═════ Supplied entries ═════
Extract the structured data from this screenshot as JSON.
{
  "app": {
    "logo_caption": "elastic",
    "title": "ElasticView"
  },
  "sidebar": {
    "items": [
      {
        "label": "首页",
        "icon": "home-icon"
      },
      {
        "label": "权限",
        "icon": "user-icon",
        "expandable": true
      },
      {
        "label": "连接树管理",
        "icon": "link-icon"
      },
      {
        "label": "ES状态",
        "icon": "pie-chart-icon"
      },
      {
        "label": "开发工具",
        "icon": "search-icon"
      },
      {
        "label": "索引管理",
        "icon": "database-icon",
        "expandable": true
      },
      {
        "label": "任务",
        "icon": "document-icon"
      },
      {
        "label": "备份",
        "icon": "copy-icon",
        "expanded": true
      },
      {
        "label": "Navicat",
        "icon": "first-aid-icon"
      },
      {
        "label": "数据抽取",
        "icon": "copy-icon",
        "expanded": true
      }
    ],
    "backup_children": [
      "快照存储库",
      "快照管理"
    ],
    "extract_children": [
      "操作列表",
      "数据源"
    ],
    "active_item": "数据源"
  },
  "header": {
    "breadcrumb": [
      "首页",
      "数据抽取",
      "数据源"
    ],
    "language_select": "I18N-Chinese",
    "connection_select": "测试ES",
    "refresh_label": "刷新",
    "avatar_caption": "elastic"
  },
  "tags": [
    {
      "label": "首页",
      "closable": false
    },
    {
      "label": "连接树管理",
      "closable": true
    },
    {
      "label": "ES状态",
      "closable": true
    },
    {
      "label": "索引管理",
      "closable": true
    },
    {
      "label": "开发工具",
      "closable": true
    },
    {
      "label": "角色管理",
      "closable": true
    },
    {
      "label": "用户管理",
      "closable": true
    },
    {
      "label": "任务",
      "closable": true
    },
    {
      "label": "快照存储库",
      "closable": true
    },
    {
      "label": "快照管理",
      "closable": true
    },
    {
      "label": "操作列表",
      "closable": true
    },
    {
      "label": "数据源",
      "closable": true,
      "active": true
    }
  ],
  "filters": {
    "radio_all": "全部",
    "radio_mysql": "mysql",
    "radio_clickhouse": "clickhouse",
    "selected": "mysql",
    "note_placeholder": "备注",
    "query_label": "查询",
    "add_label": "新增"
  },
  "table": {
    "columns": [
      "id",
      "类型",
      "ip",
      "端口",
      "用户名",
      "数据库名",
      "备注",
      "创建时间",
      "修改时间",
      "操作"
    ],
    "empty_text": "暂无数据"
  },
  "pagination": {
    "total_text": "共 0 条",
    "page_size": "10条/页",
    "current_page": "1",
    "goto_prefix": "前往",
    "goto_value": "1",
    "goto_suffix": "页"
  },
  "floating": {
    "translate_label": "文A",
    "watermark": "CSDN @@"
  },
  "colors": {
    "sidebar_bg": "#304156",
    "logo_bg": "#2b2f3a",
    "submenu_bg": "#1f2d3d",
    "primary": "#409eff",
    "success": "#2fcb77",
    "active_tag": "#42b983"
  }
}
═════
═════ Supplied entries ═════
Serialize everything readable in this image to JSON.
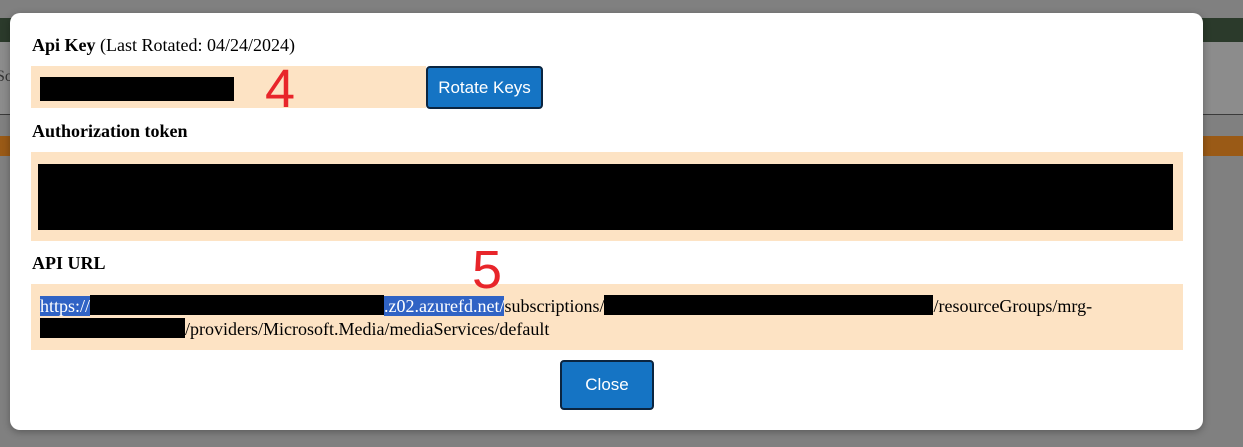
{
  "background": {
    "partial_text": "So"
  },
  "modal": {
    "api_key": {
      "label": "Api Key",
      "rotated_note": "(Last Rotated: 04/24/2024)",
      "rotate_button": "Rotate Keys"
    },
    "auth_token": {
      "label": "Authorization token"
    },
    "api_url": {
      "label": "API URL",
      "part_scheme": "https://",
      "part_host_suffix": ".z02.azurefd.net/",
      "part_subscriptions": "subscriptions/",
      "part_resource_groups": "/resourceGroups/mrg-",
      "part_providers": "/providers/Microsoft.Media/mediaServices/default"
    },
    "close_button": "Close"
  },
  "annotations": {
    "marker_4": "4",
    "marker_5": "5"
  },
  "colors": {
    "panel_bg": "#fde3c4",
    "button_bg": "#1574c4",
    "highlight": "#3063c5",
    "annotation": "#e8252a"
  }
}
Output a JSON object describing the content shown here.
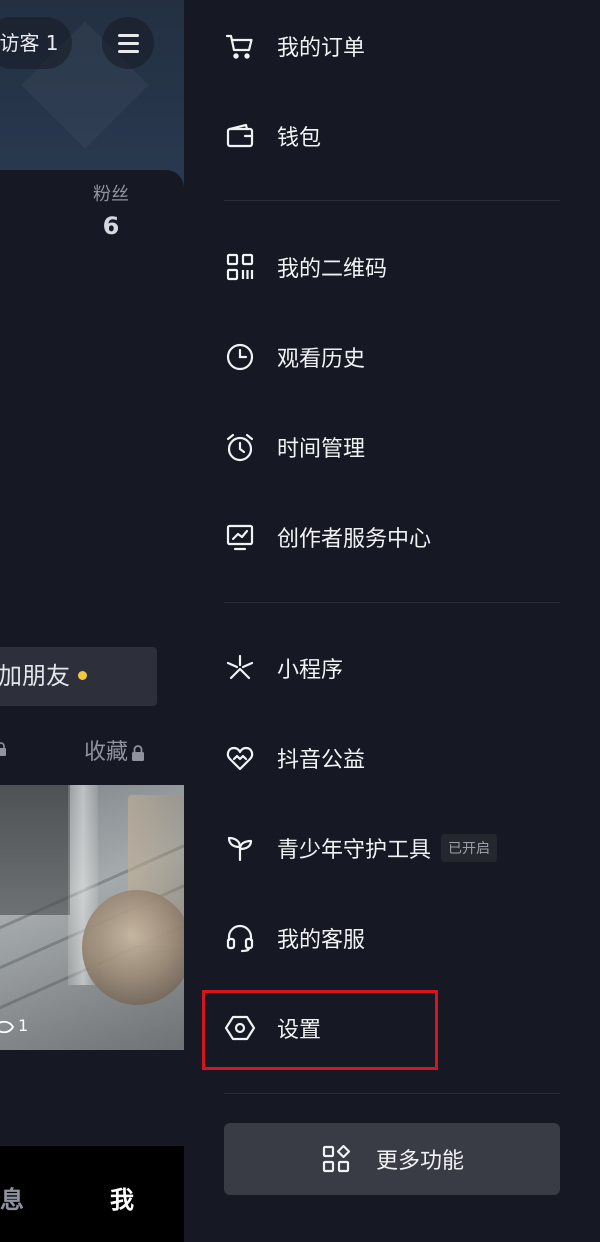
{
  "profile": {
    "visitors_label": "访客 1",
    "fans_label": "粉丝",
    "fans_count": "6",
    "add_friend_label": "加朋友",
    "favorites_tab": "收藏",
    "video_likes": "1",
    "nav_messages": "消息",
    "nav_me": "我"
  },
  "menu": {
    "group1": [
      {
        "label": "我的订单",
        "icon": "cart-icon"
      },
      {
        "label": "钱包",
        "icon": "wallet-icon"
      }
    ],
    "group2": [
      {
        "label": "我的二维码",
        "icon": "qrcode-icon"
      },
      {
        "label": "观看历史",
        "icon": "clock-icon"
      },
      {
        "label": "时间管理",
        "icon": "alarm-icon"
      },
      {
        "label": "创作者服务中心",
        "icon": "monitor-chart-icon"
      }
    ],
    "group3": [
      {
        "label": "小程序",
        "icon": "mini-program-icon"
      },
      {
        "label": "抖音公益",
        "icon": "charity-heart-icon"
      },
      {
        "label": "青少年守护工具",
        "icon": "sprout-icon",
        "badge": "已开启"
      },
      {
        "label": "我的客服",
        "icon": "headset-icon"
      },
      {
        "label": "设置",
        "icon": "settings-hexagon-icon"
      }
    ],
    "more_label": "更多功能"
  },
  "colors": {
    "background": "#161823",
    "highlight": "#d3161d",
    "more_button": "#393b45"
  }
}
═════
═════ Supplied entries ═════
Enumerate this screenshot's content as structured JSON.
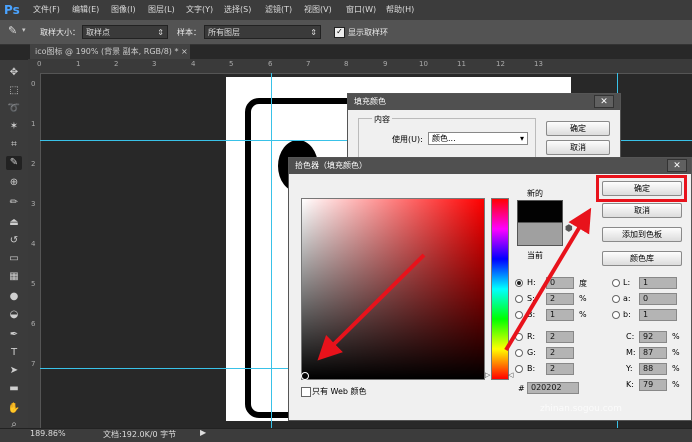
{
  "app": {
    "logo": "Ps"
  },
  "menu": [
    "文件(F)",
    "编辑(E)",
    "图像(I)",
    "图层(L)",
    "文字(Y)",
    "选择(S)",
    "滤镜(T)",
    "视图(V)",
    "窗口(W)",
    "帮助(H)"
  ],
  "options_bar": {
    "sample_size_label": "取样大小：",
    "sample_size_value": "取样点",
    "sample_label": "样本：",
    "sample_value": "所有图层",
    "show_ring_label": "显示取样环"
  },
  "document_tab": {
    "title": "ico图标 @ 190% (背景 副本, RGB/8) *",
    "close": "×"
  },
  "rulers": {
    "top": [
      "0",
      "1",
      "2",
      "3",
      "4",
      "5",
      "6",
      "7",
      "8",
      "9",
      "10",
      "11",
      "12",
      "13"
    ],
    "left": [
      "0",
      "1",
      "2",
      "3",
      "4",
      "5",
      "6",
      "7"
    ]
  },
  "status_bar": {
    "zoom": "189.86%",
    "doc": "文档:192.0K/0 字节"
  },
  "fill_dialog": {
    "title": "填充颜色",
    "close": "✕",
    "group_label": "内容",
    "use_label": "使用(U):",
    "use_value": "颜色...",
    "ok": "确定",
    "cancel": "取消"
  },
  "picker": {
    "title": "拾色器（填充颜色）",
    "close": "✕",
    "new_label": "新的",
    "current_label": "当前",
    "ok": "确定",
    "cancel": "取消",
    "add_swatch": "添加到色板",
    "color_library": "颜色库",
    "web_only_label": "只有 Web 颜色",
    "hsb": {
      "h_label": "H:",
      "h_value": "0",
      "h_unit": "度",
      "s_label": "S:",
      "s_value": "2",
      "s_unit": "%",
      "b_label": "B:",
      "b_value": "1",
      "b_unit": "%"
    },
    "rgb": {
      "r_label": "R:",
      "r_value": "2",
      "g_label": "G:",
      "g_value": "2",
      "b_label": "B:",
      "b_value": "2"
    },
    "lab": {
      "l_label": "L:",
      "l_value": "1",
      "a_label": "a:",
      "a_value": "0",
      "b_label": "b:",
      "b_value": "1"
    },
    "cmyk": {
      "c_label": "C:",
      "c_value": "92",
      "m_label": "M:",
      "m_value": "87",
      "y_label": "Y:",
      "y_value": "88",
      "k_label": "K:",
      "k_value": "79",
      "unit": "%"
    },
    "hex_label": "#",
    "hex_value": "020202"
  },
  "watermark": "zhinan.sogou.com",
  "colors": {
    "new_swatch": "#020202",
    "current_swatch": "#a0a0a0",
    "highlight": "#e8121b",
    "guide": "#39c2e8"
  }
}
═════
-- Requirements --
Check every line of the entries above for the word "content" and report how many lines contain it, giving the number only.

-- Written reply --
2